**Input**
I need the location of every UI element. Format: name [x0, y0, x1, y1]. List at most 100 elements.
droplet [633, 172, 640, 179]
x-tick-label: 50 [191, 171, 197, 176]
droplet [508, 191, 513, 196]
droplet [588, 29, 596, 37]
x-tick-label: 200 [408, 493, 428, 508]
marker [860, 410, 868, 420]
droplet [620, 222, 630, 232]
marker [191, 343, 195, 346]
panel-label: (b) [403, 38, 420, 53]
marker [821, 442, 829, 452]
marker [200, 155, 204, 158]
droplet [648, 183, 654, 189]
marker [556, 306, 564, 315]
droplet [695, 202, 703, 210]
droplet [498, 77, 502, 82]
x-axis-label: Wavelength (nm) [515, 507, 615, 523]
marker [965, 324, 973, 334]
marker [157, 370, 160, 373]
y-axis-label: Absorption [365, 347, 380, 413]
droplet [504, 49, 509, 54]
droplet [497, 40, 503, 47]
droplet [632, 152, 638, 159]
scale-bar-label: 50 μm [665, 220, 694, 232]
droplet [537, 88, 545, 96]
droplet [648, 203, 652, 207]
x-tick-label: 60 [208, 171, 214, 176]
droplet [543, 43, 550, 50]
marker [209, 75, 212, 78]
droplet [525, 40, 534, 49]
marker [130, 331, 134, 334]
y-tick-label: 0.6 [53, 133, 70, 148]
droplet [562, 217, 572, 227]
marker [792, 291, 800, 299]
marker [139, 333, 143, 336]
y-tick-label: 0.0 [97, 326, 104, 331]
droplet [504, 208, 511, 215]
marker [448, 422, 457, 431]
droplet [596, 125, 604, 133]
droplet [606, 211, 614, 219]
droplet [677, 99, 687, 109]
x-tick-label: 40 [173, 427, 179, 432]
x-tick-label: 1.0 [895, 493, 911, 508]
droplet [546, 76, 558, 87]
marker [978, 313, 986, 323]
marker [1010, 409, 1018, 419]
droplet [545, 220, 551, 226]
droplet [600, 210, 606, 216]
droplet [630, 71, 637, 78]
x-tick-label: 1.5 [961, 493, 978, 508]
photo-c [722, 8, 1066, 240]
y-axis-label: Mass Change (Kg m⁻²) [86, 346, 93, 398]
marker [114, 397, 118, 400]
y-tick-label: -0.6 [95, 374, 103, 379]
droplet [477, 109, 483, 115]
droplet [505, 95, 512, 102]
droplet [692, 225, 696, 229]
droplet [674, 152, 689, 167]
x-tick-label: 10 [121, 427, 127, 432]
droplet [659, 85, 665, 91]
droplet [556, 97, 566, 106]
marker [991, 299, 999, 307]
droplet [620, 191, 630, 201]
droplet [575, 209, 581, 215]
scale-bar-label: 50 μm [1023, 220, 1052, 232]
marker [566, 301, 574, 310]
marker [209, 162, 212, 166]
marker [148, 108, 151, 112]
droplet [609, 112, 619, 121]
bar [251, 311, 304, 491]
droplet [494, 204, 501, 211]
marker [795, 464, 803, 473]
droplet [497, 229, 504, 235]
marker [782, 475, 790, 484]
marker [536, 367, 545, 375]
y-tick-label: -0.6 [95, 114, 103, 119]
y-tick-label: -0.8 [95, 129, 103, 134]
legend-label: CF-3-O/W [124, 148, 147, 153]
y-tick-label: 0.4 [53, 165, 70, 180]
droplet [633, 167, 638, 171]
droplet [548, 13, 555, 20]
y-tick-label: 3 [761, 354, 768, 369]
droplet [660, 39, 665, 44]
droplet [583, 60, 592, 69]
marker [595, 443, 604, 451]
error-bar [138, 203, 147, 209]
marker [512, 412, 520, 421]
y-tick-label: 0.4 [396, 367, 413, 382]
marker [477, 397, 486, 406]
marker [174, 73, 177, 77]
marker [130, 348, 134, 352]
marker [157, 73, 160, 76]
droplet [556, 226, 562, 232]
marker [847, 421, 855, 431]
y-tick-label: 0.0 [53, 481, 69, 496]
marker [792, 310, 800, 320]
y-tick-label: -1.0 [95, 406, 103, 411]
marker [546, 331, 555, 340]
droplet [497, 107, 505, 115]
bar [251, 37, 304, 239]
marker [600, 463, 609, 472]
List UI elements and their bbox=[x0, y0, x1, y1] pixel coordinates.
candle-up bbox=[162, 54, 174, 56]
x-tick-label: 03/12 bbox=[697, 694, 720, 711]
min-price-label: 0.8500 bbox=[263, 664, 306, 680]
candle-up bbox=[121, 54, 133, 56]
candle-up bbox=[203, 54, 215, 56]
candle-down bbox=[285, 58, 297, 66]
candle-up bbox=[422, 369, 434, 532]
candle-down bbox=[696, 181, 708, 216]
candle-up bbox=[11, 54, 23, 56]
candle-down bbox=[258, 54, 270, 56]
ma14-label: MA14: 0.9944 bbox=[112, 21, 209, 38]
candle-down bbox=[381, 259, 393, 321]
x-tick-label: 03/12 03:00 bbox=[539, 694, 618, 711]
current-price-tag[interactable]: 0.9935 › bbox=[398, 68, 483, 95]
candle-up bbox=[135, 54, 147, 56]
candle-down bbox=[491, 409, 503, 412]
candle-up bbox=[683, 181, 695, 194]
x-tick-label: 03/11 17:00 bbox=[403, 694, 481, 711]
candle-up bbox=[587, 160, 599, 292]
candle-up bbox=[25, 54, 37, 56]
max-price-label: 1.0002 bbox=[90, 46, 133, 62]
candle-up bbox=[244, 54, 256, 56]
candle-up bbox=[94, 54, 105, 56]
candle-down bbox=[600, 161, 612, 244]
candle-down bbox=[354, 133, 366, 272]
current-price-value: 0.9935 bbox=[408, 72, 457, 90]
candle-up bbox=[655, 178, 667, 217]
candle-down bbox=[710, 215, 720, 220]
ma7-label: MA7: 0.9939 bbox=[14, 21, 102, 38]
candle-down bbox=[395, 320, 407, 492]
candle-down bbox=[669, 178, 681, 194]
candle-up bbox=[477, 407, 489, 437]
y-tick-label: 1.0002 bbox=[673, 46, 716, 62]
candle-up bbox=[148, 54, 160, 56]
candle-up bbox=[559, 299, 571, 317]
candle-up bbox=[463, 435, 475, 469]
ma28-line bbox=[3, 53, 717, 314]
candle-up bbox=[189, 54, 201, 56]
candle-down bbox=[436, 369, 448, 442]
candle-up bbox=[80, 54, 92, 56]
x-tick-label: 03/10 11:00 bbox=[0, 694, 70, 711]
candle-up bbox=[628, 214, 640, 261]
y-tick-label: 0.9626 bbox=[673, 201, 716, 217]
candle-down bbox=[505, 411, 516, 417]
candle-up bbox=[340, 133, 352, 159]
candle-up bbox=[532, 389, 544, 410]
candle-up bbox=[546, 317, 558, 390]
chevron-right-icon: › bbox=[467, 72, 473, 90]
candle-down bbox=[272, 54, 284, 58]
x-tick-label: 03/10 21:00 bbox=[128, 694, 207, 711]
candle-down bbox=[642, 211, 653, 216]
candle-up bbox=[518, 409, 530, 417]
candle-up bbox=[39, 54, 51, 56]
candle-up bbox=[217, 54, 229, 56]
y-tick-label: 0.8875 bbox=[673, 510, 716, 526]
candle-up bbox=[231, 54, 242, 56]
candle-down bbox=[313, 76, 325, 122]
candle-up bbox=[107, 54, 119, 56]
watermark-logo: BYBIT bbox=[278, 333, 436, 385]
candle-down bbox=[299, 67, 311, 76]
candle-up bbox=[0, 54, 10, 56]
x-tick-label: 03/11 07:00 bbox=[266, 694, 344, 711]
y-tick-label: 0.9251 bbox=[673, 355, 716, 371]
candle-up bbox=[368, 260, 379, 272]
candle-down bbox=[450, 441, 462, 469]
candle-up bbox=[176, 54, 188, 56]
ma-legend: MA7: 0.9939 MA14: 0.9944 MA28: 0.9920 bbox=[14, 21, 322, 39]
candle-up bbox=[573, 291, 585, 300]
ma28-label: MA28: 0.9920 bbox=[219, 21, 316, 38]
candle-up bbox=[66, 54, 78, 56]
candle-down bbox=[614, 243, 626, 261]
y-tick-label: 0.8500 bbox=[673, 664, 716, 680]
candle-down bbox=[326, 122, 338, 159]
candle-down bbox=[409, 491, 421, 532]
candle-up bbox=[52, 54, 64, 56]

**Problem to work on**
Convert everything from the first of the lines above down to the one containing "droplet [606, 211, 614, 219]", that line included, into a Markdown table with a "Row" column holding the row number and a "Line" column holding the line, leaving out any blank lines.

**Answer to this exercise**
| Row | Line |
|---|---|
| 1 | I need the location of every UI element. Format: name [x0, y0, x1, y1]. List at most 100 elements. |
| 2 | droplet [633, 172, 640, 179] |
| 3 | x-tick-label: 50 [191, 171, 197, 176] |
| 4 | droplet [508, 191, 513, 196] |
| 5 | droplet [588, 29, 596, 37] |
| 6 | x-tick-label: 200 [408, 493, 428, 508] |
| 7 | marker [860, 410, 868, 420] |
| 8 | droplet [620, 222, 630, 232] |
| 9 | marker [191, 343, 195, 346] |
| 10 | panel-label: (b) [403, 38, 420, 53] |
| 11 | marker [821, 442, 829, 452] |
| 12 | marker [200, 155, 204, 158] |
| 13 | droplet [648, 183, 654, 189] |
| 14 | marker [556, 306, 564, 315] |
| 15 | droplet [695, 202, 703, 210] |
| 16 | droplet [498, 77, 502, 82] |
| 17 | x-axis-label: Wavelength (nm) [515, 507, 615, 523] |
| 18 | marker [965, 324, 973, 334] |
| 19 | marker [157, 370, 160, 373] |
| 20 | y-axis-label: Absorption [365, 347, 380, 413] |
| 21 | droplet [504, 49, 509, 54] |
| 22 | droplet [497, 40, 503, 47] |
| 23 | droplet [632, 152, 638, 159] |
| 24 | scale-bar-label: 50 μm [665, 220, 694, 232] |
| 25 | droplet [537, 88, 545, 96] |
| 26 | droplet [648, 203, 652, 207] |
| 27 | x-tick-label: 60 [208, 171, 214, 176] |
| 28 | droplet [543, 43, 550, 50] |
| 29 | marker [209, 75, 212, 78] |
| 30 | droplet [525, 40, 534, 49] |
| 31 | marker [130, 331, 134, 334] |
| 32 | y-tick-label: 0.6 [53, 133, 70, 148] |
| 33 | droplet [562, 217, 572, 227] |
| 34 | marker [792, 291, 800, 299] |
| 35 | marker [139, 333, 143, 336] |
| 36 | y-tick-label: 0.0 [97, 326, 104, 331] |
| 37 | droplet [504, 208, 511, 215] |
| 38 | marker [448, 422, 457, 431] |
| 39 | droplet [596, 125, 604, 133] |
| 40 | droplet [606, 211, 614, 219] |